## INSTRUCTIONS FOR THE TASK
Copy the material that follows word for word and omit its pictures.

Extracts from a graphics dataset:

===============

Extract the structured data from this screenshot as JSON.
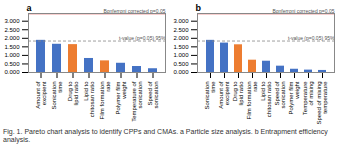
{
  "chart_data": [
    {
      "type": "bar",
      "title": "a",
      "categories": [
        "Amount of\nexcipient",
        "Sonication\ntime",
        "Drug to\nlipid ratio",
        "Lipid to\nchitosan ratio",
        "Film formation\nrate",
        "Polymer film\nweight",
        "Temperature of\nsonication",
        "Speed of\nsonication"
      ],
      "values": [
        1.88,
        1.65,
        1.63,
        0.82,
        0.68,
        0.54,
        0.35,
        0.22
      ],
      "colors": [
        "#4472C4",
        "#4472C4",
        "#ED7D31",
        "#4472C4",
        "#ED7D31",
        "#4472C4",
        "#4472C4",
        "#4472C4"
      ],
      "ylim": [
        0.0,
        3.45
      ],
      "yticks": [
        {
          "value": 0,
          "label": "0.000"
        },
        {
          "value": 0.5,
          "label": "0.500"
        },
        {
          "value": 1,
          "label": "1.000"
        },
        {
          "value": 1.5,
          "label": "1.500"
        },
        {
          "value": 2,
          "label": "2.000"
        },
        {
          "value": 2.5,
          "label": "2.500"
        },
        {
          "value": 3,
          "label": "3.000"
        }
      ],
      "annotations": [
        {
          "text": "Bonferroni corrected p=0.05",
          "y": 3.43,
          "color": "#E87070",
          "line_style": "solid"
        },
        {
          "text": "t-value (p=0.05) 95%",
          "y": 1.84,
          "color": "#888888",
          "line_style": "dashed"
        }
      ]
    },
    {
      "type": "bar",
      "title": "b",
      "categories": [
        "Sonication\ntime",
        "Amount of\nexcipient",
        "Drug to\nlipid ratio",
        "Film formation\nrate",
        "Lipid to\nchitosan ratio",
        "Speed of\nsonication",
        "Polymer film\nweight",
        "Temperature\nof mixing",
        "Speed of mixing\ntemperature"
      ],
      "values": [
        1.88,
        1.72,
        1.62,
        0.72,
        0.66,
        0.37,
        0.19,
        0.14,
        0.12
      ],
      "colors": [
        "#4472C4",
        "#4472C4",
        "#ED7D31",
        "#ED7D31",
        "#4472C4",
        "#4472C4",
        "#4472C4",
        "#4472C4",
        "#4472C4"
      ],
      "ylim": [
        0.0,
        3.45
      ],
      "yticks": [
        {
          "value": 0,
          "label": "0.000"
        },
        {
          "value": 0.5,
          "label": "0.500"
        },
        {
          "value": 1,
          "label": "1.000"
        },
        {
          "value": 1.5,
          "label": "1.500"
        },
        {
          "value": 2,
          "label": "2.000"
        },
        {
          "value": 2.5,
          "label": "2.500"
        },
        {
          "value": 3,
          "label": "3.000"
        }
      ],
      "annotations": [
        {
          "text": "Bonferroni corrected p=0.05",
          "y": 3.43,
          "color": "#E87070",
          "line_style": "solid"
        },
        {
          "text": "t-value (p=0.05) 95%",
          "y": 1.84,
          "color": "#888888",
          "line_style": "dashed"
        }
      ]
    }
  ],
  "caption": "Fig. 1.  Pareto chart analysis to identify CPPs and CMAs. a Particle size analysis. b Entrapment efficiency analysis."
}
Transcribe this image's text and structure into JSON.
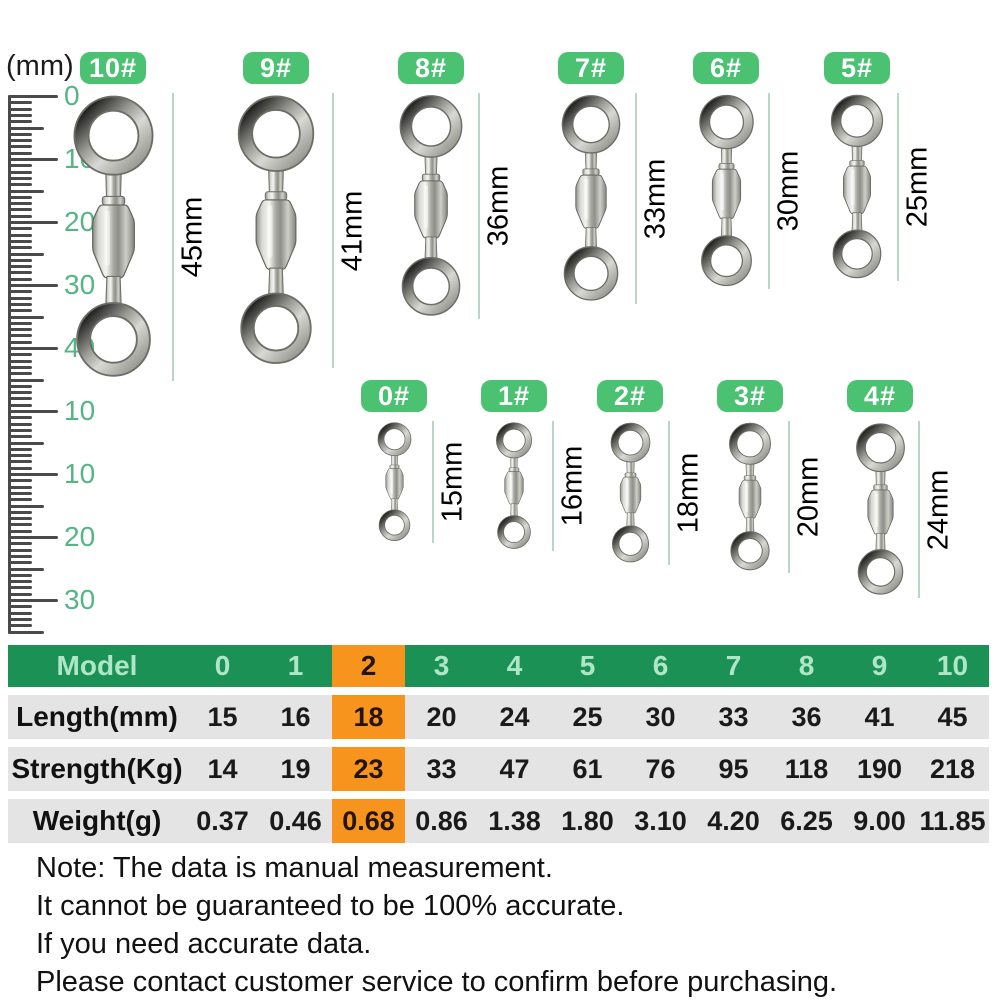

===============

## THE RESPONSE
Extract the structured data from this screenshot as JSON.
{
  "chart_data": [
    {
      "type": "bar",
      "title": "a",
      "categories": [
        "Amount of\nexcipient",
        "Sonication\ntime",
        "Drug to\nlipid ratio",
        "Lipid to\nchitosan ratio",
        "Film formation\nrate",
        "Polymer film\nweight",
        "Temperature of\nsonication",
        "Speed of\nsonication"
      ],
      "values": [
        1.88,
        1.65,
        1.63,
        0.82,
        0.68,
        0.54,
        0.35,
        0.22
      ],
      "colors": [
        "#4472C4",
        "#4472C4",
        "#ED7D31",
        "#4472C4",
        "#ED7D31",
        "#4472C4",
        "#4472C4",
        "#4472C4"
      ],
      "ylim": [
        0.0,
        3.45
      ],
      "yticks": [
        {
          "value": 0,
          "label": "0.000"
        },
        {
          "value": 0.5,
          "label": "0.500"
        },
        {
          "value": 1,
          "label": "1.000"
        },
        {
          "value": 1.5,
          "label": "1.500"
        },
        {
          "value": 2,
          "label": "2.000"
        },
        {
          "value": 2.5,
          "label": "2.500"
        },
        {
          "value": 3,
          "label": "3.000"
        }
      ],
      "annotations": [
        {
          "text": "Bonferroni corrected p=0.05",
          "y": 3.43,
          "color": "#E87070",
          "line_style": "solid"
        },
        {
          "text": "t-value (p=0.05) 95%",
          "y": 1.84,
          "color": "#888888",
          "line_style": "dashed"
        }
      ]
    },
    {
      "type": "bar",
      "title": "b",
      "categories": [
        "Sonication\ntime",
        "Amount of\nexcipient",
        "Drug to\nlipid ratio",
        "Film formation\nrate",
        "Lipid to\nchitosan ratio",
        "Speed of\nsonication",
        "Polymer film\nweight",
        "Temperature\nof mixing",
        "Speed of mixing\ntemperature"
      ],
      "values": [
        1.88,
        1.72,
        1.62,
        0.72,
        0.66,
        0.37,
        0.19,
        0.14,
        0.12
      ],
      "colors": [
        "#4472C4",
        "#4472C4",
        "#ED7D31",
        "#ED7D31",
        "#4472C4",
        "#4472C4",
        "#4472C4",
        "#4472C4",
        "#4472C4"
      ],
      "ylim": [
        0.0,
        3.45
      ],
      "yticks": [
        {
          "value": 0,
          "label": "0.000"
        },
        {
          "value": 0.5,
          "label": "0.500"
        },
        {
          "value": 1,
          "label": "1.000"
        },
        {
          "value": 1.5,
          "label": "1.500"
        },
        {
          "value": 2,
          "label": "2.000"
        },
        {
          "value": 2.5,
          "label": "2.500"
        },
        {
          "value": 3,
          "label": "3.000"
        }
      ],
      "annotations": [
        {
          "text": "Bonferroni corrected p=0.05",
          "y": 3.43,
          "color": "#E87070",
          "line_style": "solid"
        },
        {
          "text": "t-value (p=0.05) 95%",
          "y": 1.84,
          "color": "#888888",
          "line_style": "dashed"
        }
      ]
    }
  ],
  "caption": "Fig. 1.  Pareto chart analysis to identify CPPs and CMAs. a Particle size analysis. b Entrapment efficiency analysis."
}
Transcribe this image's text and structure into JSON.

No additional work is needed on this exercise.